Quote the whole listing verbatim.

GIVEN ENTRIES:
▬▬▬▬▬▬

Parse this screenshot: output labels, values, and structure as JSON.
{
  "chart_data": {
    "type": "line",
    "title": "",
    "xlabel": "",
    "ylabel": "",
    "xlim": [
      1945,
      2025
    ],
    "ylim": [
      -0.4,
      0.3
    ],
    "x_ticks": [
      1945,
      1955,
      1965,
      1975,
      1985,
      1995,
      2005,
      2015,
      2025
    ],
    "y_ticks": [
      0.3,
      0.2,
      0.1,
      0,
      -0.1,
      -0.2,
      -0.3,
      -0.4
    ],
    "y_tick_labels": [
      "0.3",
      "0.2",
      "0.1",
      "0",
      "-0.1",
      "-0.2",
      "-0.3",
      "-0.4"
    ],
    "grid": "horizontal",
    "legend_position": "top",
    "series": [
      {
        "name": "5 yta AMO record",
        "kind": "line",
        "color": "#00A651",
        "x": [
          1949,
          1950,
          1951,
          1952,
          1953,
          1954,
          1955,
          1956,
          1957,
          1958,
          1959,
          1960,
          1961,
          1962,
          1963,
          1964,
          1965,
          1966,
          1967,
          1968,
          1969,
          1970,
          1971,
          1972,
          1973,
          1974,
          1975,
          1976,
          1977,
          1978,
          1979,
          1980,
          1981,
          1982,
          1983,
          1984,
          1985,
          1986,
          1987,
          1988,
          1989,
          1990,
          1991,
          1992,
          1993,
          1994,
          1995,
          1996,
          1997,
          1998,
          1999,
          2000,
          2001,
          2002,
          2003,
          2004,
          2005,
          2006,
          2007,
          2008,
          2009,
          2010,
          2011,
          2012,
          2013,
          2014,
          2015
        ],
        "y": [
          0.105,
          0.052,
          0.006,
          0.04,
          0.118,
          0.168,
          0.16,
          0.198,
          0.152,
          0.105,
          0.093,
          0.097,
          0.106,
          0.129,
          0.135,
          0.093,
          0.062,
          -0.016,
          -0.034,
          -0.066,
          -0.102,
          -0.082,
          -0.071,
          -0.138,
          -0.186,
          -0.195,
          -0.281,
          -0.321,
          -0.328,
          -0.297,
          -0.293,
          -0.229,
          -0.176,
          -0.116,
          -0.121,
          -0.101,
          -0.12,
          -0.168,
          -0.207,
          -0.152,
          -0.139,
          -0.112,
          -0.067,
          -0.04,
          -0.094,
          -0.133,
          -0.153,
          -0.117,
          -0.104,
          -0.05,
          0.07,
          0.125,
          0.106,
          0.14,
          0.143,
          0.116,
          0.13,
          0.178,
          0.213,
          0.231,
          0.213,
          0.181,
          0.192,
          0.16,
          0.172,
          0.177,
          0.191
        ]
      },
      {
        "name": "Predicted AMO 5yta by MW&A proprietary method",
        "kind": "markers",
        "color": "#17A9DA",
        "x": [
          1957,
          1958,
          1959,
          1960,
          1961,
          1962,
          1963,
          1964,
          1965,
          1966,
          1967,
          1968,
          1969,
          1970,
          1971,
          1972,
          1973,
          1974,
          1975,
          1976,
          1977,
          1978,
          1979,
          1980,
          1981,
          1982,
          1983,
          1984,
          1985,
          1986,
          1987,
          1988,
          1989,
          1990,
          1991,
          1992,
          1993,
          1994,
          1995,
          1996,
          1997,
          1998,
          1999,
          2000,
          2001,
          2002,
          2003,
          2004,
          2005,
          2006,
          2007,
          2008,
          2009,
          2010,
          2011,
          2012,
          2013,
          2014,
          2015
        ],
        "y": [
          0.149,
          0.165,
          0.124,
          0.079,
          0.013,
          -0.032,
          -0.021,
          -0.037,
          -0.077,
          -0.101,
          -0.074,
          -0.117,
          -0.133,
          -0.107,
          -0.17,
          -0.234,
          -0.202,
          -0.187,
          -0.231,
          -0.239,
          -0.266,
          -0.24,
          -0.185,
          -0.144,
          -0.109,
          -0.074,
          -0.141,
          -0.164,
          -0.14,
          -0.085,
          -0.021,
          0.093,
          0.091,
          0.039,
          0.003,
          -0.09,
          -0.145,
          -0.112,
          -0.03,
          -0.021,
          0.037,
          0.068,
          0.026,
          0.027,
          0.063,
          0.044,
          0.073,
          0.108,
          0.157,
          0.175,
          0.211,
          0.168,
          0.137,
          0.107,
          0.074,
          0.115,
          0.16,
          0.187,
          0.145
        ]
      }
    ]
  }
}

▬▬▬▬▬▬

WORKED SOLUTION:
Parse this screenshot: output labels, values, and structure as JSON.
{
  "chart_data": {
    "type": "line",
    "title": "",
    "xlabel": "",
    "ylabel": "",
    "xlim": [
      1945,
      2025
    ],
    "ylim": [
      -0.4,
      0.3
    ],
    "x_ticks": [
      1945,
      1955,
      1965,
      1975,
      1985,
      1995,
      2005,
      2015,
      2025
    ],
    "y_ticks": [
      0.3,
      0.2,
      0.1,
      0,
      -0.1,
      -0.2,
      -0.3,
      -0.4
    ],
    "y_tick_labels": [
      "0.3",
      "0.2",
      "0.1",
      "0",
      "-0.1",
      "-0.2",
      "-0.3",
      "-0.4"
    ],
    "grid": "horizontal",
    "legend_position": "top",
    "series": [
      {
        "name": "5 yta AMO record",
        "kind": "line",
        "color": "#00A651",
        "x": [
          1949,
          1950,
          1951,
          1952,
          1953,
          1954,
          1955,
          1956,
          1957,
          1958,
          1959,
          1960,
          1961,
          1962,
          1963,
          1964,
          1965,
          1966,
          1967,
          1968,
          1969,
          1970,
          1971,
          1972,
          1973,
          1974,
          1975,
          1976,
          1977,
          1978,
          1979,
          1980,
          1981,
          1982,
          1983,
          1984,
          1985,
          1986,
          1987,
          1988,
          1989,
          1990,
          1991,
          1992,
          1993,
          1994,
          1995,
          1996,
          1997,
          1998,
          1999,
          2000,
          2001,
          2002,
          2003,
          2004,
          2005,
          2006,
          2007,
          2008,
          2009,
          2010,
          2011,
          2012,
          2013,
          2014,
          2015
        ],
        "y": [
          0.105,
          0.052,
          0.006,
          0.04,
          0.118,
          0.168,
          0.16,
          0.198,
          0.152,
          0.105,
          0.093,
          0.097,
          0.106,
          0.129,
          0.135,
          0.093,
          0.062,
          -0.016,
          -0.034,
          -0.066,
          -0.102,
          -0.082,
          -0.071,
          -0.138,
          -0.186,
          -0.195,
          -0.281,
          -0.321,
          -0.328,
          -0.297,
          -0.293,
          -0.229,
          -0.176,
          -0.116,
          -0.121,
          -0.101,
          -0.12,
          -0.168,
          -0.207,
          -0.152,
          -0.139,
          -0.112,
          -0.067,
          -0.04,
          -0.094,
          -0.133,
          -0.153,
          -0.117,
          -0.104,
          -0.05,
          0.07,
          0.125,
          0.106,
          0.14,
          0.143,
          0.116,
          0.13,
          0.178,
          0.213,
          0.231,
          0.213,
          0.181,
          0.192,
          0.16,
          0.172,
          0.177,
          0.191
        ]
      },
      {
        "name": "Predicted AMO 5yta by MW&A proprietary method",
        "kind": "markers",
        "color": "#17A9DA",
        "x": [
          1957,
          1958,
          1959,
          1960,
          1961,
          1962,
          1963,
          1964,
          1965,
          1966,
          1967,
          1968,
          1969,
          1970,
          1971,
          1972,
          1973,
          1974,
          1975,
          1976,
          1977,
          1978,
          1979,
          1980,
          1981,
          1982,
          1983,
          1984,
          1985,
          1986,
          1987,
          1988,
          1989,
          1990,
          1991,
          1992,
          1993,
          1994,
          1995,
          1996,
          1997,
          1998,
          1999,
          2000,
          2001,
          2002,
          2003,
          2004,
          2005,
          2006,
          2007,
          2008,
          2009,
          2010,
          2011,
          2012,
          2013,
          2014,
          2015
        ],
        "y": [
          0.149,
          0.165,
          0.124,
          0.079,
          0.013,
          -0.032,
          -0.021,
          -0.037,
          -0.077,
          -0.101,
          -0.074,
          -0.117,
          -0.133,
          -0.107,
          -0.17,
          -0.234,
          -0.202,
          -0.187,
          -0.231,
          -0.239,
          -0.266,
          -0.24,
          -0.185,
          -0.144,
          -0.109,
          -0.074,
          -0.141,
          -0.164,
          -0.14,
          -0.085,
          -0.021,
          0.093,
          0.091,
          0.039,
          0.003,
          -0.09,
          -0.145,
          -0.112,
          -0.03,
          -0.021,
          0.037,
          0.068,
          0.026,
          0.027,
          0.063,
          0.044,
          0.073,
          0.108,
          0.157,
          0.175,
          0.211,
          0.168,
          0.137,
          0.107,
          0.074,
          0.115,
          0.16,
          0.187,
          0.145
        ]
      }
    ]
  }
}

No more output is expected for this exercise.